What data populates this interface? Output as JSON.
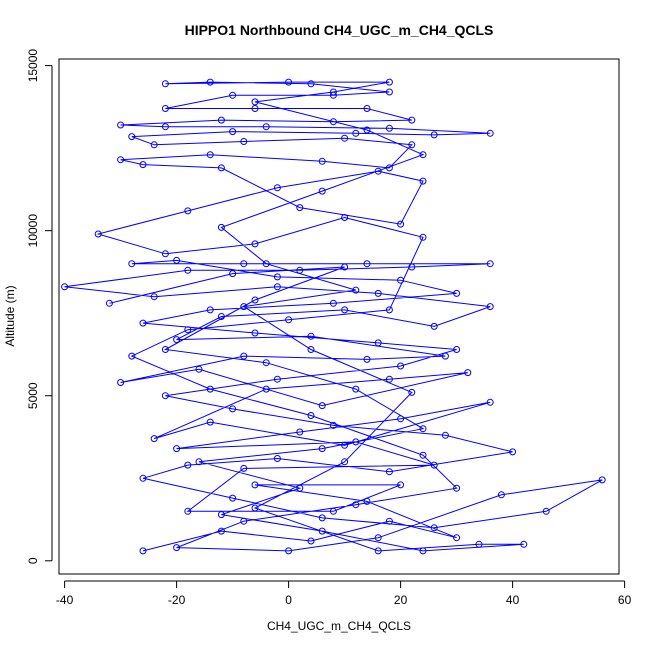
{
  "chart_data": {
    "type": "scatter",
    "title": "HIPPO1 Northbound CH4_UGC_m_CH4_QCLS",
    "xlabel": "CH4_UGC_m_CH4_QCLS",
    "ylabel": "Altitude (m)",
    "xlim": [
      -41,
      59
    ],
    "ylim": [
      -400,
      15200
    ],
    "xticks": [
      -40,
      -20,
      0,
      20,
      40,
      60
    ],
    "yticks": [
      0,
      5000,
      10000,
      15000
    ],
    "grid": false,
    "legend": "none",
    "series": [
      {
        "color": "#0000ff",
        "mode": "lines+points",
        "points": [
          [
            -26,
            300
          ],
          [
            -12,
            900
          ],
          [
            4,
            600
          ],
          [
            18,
            1200
          ],
          [
            30,
            700
          ],
          [
            14,
            1800
          ],
          [
            -6,
            2300
          ],
          [
            20,
            2300
          ],
          [
            8,
            1500
          ],
          [
            -18,
            1500
          ],
          [
            -8,
            2800
          ],
          [
            26,
            2900
          ],
          [
            12,
            3600
          ],
          [
            -20,
            3400
          ],
          [
            2,
            3900
          ],
          [
            20,
            4300
          ],
          [
            36,
            4800
          ],
          [
            10,
            3500
          ],
          [
            -14,
            4200
          ],
          [
            -24,
            3700
          ],
          [
            -4,
            5200
          ],
          [
            18,
            5500
          ],
          [
            32,
            5700
          ],
          [
            6,
            4700
          ],
          [
            -16,
            5800
          ],
          [
            -30,
            5400
          ],
          [
            -8,
            6200
          ],
          [
            14,
            6100
          ],
          [
            28,
            6200
          ],
          [
            4,
            6800
          ],
          [
            -20,
            6700
          ],
          [
            -12,
            7400
          ],
          [
            10,
            7600
          ],
          [
            26,
            7100
          ],
          [
            36,
            7700
          ],
          [
            16,
            8100
          ],
          [
            -2,
            8300
          ],
          [
            -24,
            8000
          ],
          [
            -40,
            8300
          ],
          [
            -18,
            8800
          ],
          [
            2,
            8800
          ],
          [
            22,
            8900
          ],
          [
            36,
            9000
          ],
          [
            14,
            9000
          ],
          [
            -8,
            9000
          ],
          [
            -28,
            9000
          ],
          [
            -20,
            9100
          ],
          [
            -2,
            8600
          ],
          [
            20,
            8500
          ],
          [
            30,
            8100
          ],
          [
            8,
            7800
          ],
          [
            -14,
            7600
          ],
          [
            -26,
            7200
          ],
          [
            -6,
            6900
          ],
          [
            16,
            6600
          ],
          [
            30,
            6400
          ],
          [
            20,
            5900
          ],
          [
            -2,
            5500
          ],
          [
            -22,
            5000
          ],
          [
            -10,
            4600
          ],
          [
            8,
            4100
          ],
          [
            28,
            3800
          ],
          [
            40,
            3300
          ],
          [
            18,
            2700
          ],
          [
            -2,
            3100
          ],
          [
            -18,
            2900
          ],
          [
            -26,
            2500
          ],
          [
            -10,
            1900
          ],
          [
            6,
            1300
          ],
          [
            26,
            1000
          ],
          [
            46,
            1500
          ],
          [
            56,
            2450
          ],
          [
            38,
            2000
          ],
          [
            16,
            700
          ],
          [
            0,
            300
          ],
          [
            -20,
            400
          ],
          [
            -8,
            1200
          ],
          [
            12,
            1700
          ],
          [
            30,
            2200
          ],
          [
            24,
            3200
          ],
          [
            4,
            4400
          ],
          [
            -14,
            5200
          ],
          [
            -28,
            6200
          ],
          [
            -18,
            7000
          ],
          [
            0,
            7300
          ],
          [
            18,
            7600
          ],
          [
            24,
            9800
          ],
          [
            10,
            10400
          ],
          [
            -6,
            9600
          ],
          [
            -22,
            9300
          ],
          [
            -34,
            9900
          ],
          [
            -18,
            10600
          ],
          [
            -2,
            11300
          ],
          [
            16,
            11800
          ],
          [
            24,
            11500
          ],
          [
            20,
            10200
          ],
          [
            2,
            10700
          ],
          [
            -12,
            11900
          ],
          [
            -26,
            12000
          ],
          [
            -30,
            12150
          ],
          [
            -14,
            12300
          ],
          [
            6,
            12100
          ],
          [
            18,
            11900
          ],
          [
            22,
            12600
          ],
          [
            10,
            12800
          ],
          [
            -8,
            12700
          ],
          [
            -24,
            12600
          ],
          [
            -28,
            12850
          ],
          [
            -10,
            13000
          ],
          [
            12,
            12950
          ],
          [
            26,
            12900
          ],
          [
            36,
            12950
          ],
          [
            18,
            13100
          ],
          [
            -4,
            13150
          ],
          [
            -22,
            13150
          ],
          [
            -30,
            13200
          ],
          [
            -12,
            13350
          ],
          [
            8,
            13300
          ],
          [
            22,
            13350
          ],
          [
            14,
            13700
          ],
          [
            -6,
            13700
          ],
          [
            -22,
            13700
          ],
          [
            -10,
            14100
          ],
          [
            8,
            14100
          ],
          [
            18,
            14200
          ],
          [
            4,
            14450
          ],
          [
            -14,
            14500
          ],
          [
            -22,
            14450
          ],
          [
            0,
            14500
          ],
          [
            18,
            14500
          ],
          [
            8,
            14200
          ],
          [
            -6,
            13900
          ],
          [
            14,
            13050
          ],
          [
            24,
            12300
          ],
          [
            6,
            11200
          ],
          [
            -12,
            10100
          ],
          [
            -4,
            9000
          ],
          [
            12,
            8200
          ],
          [
            -8,
            7700
          ],
          [
            4,
            6400
          ],
          [
            22,
            5100
          ],
          [
            10,
            3000
          ],
          [
            -6,
            1600
          ],
          [
            16,
            300
          ],
          [
            34,
            500
          ],
          [
            42,
            500
          ],
          [
            24,
            300
          ],
          [
            6,
            900
          ],
          [
            -12,
            1400
          ],
          [
            2,
            2200
          ],
          [
            -16,
            3000
          ],
          [
            6,
            3400
          ],
          [
            24,
            4000
          ],
          [
            12,
            5200
          ],
          [
            -4,
            6000
          ],
          [
            -22,
            6400
          ],
          [
            -6,
            7900
          ],
          [
            10,
            8900
          ],
          [
            -10,
            8700
          ],
          [
            -32,
            7800
          ]
        ]
      }
    ]
  }
}
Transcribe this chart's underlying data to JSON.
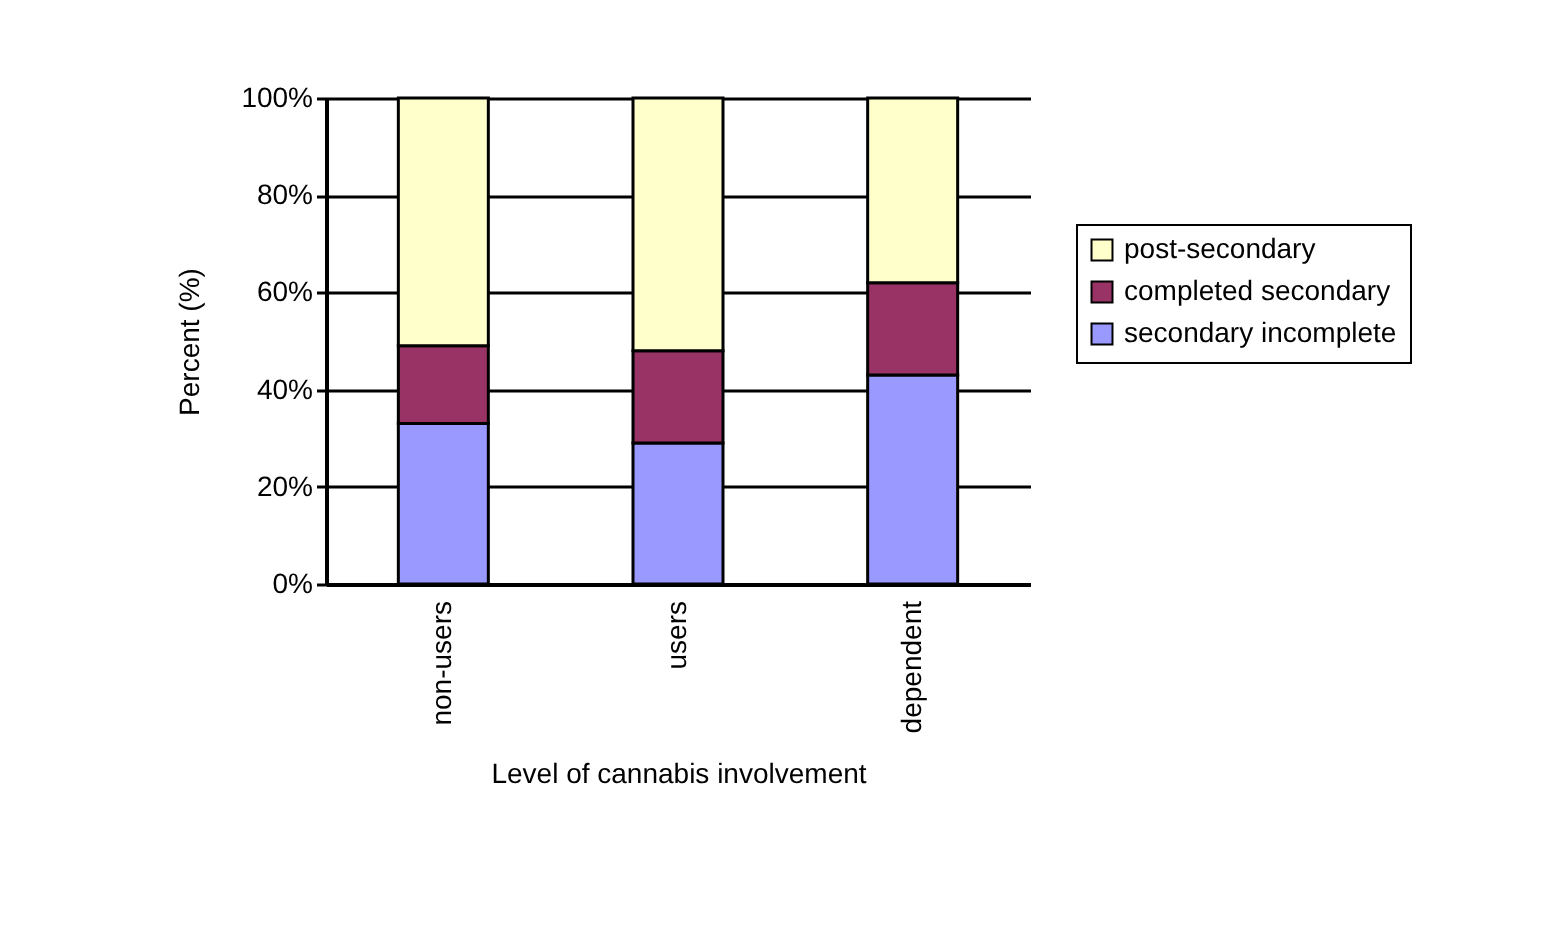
{
  "chart_data": {
    "type": "bar",
    "stacked": true,
    "xlabel": "Level of cannabis involvement",
    "ylabel": "Percent (%)",
    "categories": [
      "non-users",
      "users",
      "dependent"
    ],
    "series": [
      {
        "name": "secondary incomplete",
        "color": "#9999ff",
        "values": [
          33,
          29,
          43
        ]
      },
      {
        "name": "completed secondary",
        "color": "#993366",
        "values": [
          16,
          19,
          19
        ]
      },
      {
        "name": "post-secondary",
        "color": "#ffffcc",
        "values": [
          51,
          52,
          38
        ]
      }
    ],
    "ylim": [
      0,
      100
    ],
    "yticks": [
      {
        "value": 0,
        "label": "0%"
      },
      {
        "value": 20,
        "label": "20%"
      },
      {
        "value": 40,
        "label": "40%"
      },
      {
        "value": 60,
        "label": "60%"
      },
      {
        "value": 80,
        "label": "80%"
      },
      {
        "value": 100,
        "label": "100%"
      }
    ],
    "grid": "y",
    "legend": "right"
  }
}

____________________

Identify the lines in the entries above that contain "xlabel", then copy them out.

    "xlabel": "CH4_UGC_m_CH4_QCLS",
    "xlabel": "Level of cannabis involvement",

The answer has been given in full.